*Description of the task*.
Are you able to quote each entry exactly as written?

* START Supplied records *

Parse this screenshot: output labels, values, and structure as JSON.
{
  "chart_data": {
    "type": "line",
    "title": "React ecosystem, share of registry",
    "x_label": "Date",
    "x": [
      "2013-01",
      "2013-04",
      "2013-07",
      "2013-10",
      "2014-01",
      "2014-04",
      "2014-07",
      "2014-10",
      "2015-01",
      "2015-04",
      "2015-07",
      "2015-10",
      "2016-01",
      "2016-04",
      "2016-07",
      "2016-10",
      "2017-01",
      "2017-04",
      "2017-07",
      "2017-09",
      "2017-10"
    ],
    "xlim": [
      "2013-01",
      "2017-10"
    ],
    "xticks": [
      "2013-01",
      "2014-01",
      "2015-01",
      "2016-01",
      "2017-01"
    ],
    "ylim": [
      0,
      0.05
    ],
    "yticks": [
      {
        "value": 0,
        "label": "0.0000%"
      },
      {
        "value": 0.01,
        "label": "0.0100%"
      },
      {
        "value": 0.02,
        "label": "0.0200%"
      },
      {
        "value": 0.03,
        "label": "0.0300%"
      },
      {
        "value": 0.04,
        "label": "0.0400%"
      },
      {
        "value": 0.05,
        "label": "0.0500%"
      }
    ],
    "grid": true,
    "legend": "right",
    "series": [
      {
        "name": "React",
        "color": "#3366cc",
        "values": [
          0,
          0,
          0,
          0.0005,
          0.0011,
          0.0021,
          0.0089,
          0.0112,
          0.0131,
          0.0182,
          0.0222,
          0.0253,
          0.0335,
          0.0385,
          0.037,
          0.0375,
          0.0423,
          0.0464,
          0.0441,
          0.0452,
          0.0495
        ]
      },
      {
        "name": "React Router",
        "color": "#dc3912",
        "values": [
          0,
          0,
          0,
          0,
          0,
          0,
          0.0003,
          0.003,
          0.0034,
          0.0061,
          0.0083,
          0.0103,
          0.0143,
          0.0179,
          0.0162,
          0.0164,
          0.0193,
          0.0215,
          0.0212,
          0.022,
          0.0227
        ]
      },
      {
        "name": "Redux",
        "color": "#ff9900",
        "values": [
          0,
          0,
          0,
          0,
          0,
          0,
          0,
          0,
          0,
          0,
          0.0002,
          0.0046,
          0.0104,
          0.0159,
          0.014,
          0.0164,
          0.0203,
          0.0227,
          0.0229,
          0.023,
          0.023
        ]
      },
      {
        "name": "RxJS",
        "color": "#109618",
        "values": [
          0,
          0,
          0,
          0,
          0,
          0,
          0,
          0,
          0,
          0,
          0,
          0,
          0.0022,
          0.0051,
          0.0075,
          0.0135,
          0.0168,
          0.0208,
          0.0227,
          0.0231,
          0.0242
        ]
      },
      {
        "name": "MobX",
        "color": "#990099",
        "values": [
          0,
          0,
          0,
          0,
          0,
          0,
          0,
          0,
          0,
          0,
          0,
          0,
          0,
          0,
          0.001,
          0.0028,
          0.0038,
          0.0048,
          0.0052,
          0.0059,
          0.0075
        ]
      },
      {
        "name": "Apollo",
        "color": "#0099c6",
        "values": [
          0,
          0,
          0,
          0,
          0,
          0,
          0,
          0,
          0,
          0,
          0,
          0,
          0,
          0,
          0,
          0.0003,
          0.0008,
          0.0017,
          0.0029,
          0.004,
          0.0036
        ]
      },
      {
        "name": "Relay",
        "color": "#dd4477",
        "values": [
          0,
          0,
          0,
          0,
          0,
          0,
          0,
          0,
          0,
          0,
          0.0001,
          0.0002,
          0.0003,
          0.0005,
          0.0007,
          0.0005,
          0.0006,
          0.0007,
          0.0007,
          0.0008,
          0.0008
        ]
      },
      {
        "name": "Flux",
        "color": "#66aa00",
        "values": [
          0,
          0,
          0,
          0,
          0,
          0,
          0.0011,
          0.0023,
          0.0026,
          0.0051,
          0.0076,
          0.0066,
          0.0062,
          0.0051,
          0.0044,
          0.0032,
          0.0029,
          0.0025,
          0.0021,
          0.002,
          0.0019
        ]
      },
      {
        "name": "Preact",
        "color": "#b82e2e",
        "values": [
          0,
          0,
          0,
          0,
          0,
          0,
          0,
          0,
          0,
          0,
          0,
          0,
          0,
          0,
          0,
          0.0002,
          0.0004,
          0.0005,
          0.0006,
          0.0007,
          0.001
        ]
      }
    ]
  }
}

* END Supplied records *

*Result of this task*.
Parse this screenshot: output labels, values, and structure as JSON.
{
  "chart_data": {
    "type": "line",
    "title": "React ecosystem, share of registry",
    "x_label": "Date",
    "x": [
      "2013-01",
      "2013-04",
      "2013-07",
      "2013-10",
      "2014-01",
      "2014-04",
      "2014-07",
      "2014-10",
      "2015-01",
      "2015-04",
      "2015-07",
      "2015-10",
      "2016-01",
      "2016-04",
      "2016-07",
      "2016-10",
      "2017-01",
      "2017-04",
      "2017-07",
      "2017-09",
      "2017-10"
    ],
    "xlim": [
      "2013-01",
      "2017-10"
    ],
    "xticks": [
      "2013-01",
      "2014-01",
      "2015-01",
      "2016-01",
      "2017-01"
    ],
    "ylim": [
      0,
      0.05
    ],
    "yticks": [
      {
        "value": 0,
        "label": "0.0000%"
      },
      {
        "value": 0.01,
        "label": "0.0100%"
      },
      {
        "value": 0.02,
        "label": "0.0200%"
      },
      {
        "value": 0.03,
        "label": "0.0300%"
      },
      {
        "value": 0.04,
        "label": "0.0400%"
      },
      {
        "value": 0.05,
        "label": "0.0500%"
      }
    ],
    "grid": true,
    "legend": "right",
    "series": [
      {
        "name": "React",
        "color": "#3366cc",
        "values": [
          0,
          0,
          0,
          0.0005,
          0.0011,
          0.0021,
          0.0089,
          0.0112,
          0.0131,
          0.0182,
          0.0222,
          0.0253,
          0.0335,
          0.0385,
          0.037,
          0.0375,
          0.0423,
          0.0464,
          0.0441,
          0.0452,
          0.0495
        ]
      },
      {
        "name": "React Router",
        "color": "#dc3912",
        "values": [
          0,
          0,
          0,
          0,
          0,
          0,
          0.0003,
          0.003,
          0.0034,
          0.0061,
          0.0083,
          0.0103,
          0.0143,
          0.0179,
          0.0162,
          0.0164,
          0.0193,
          0.0215,
          0.0212,
          0.022,
          0.0227
        ]
      },
      {
        "name": "Redux",
        "color": "#ff9900",
        "values": [
          0,
          0,
          0,
          0,
          0,
          0,
          0,
          0,
          0,
          0,
          0.0002,
          0.0046,
          0.0104,
          0.0159,
          0.014,
          0.0164,
          0.0203,
          0.0227,
          0.0229,
          0.023,
          0.023
        ]
      },
      {
        "name": "RxJS",
        "color": "#109618",
        "values": [
          0,
          0,
          0,
          0,
          0,
          0,
          0,
          0,
          0,
          0,
          0,
          0,
          0.0022,
          0.0051,
          0.0075,
          0.0135,
          0.0168,
          0.0208,
          0.0227,
          0.0231,
          0.0242
        ]
      },
      {
        "name": "MobX",
        "color": "#990099",
        "values": [
          0,
          0,
          0,
          0,
          0,
          0,
          0,
          0,
          0,
          0,
          0,
          0,
          0,
          0,
          0.001,
          0.0028,
          0.0038,
          0.0048,
          0.0052,
          0.0059,
          0.0075
        ]
      },
      {
        "name": "Apollo",
        "color": "#0099c6",
        "values": [
          0,
          0,
          0,
          0,
          0,
          0,
          0,
          0,
          0,
          0,
          0,
          0,
          0,
          0,
          0,
          0.0003,
          0.0008,
          0.0017,
          0.0029,
          0.004,
          0.0036
        ]
      },
      {
        "name": "Relay",
        "color": "#dd4477",
        "values": [
          0,
          0,
          0,
          0,
          0,
          0,
          0,
          0,
          0,
          0,
          0.0001,
          0.0002,
          0.0003,
          0.0005,
          0.0007,
          0.0005,
          0.0006,
          0.0007,
          0.0007,
          0.0008,
          0.0008
        ]
      },
      {
        "name": "Flux",
        "color": "#66aa00",
        "values": [
          0,
          0,
          0,
          0,
          0,
          0,
          0.0011,
          0.0023,
          0.0026,
          0.0051,
          0.0076,
          0.0066,
          0.0062,
          0.0051,
          0.0044,
          0.0032,
          0.0029,
          0.0025,
          0.0021,
          0.002,
          0.0019
        ]
      },
      {
        "name": "Preact",
        "color": "#b82e2e",
        "values": [
          0,
          0,
          0,
          0,
          0,
          0,
          0,
          0,
          0,
          0,
          0,
          0,
          0,
          0,
          0,
          0.0002,
          0.0004,
          0.0005,
          0.0006,
          0.0007,
          0.001
        ]
      }
    ]
  }
}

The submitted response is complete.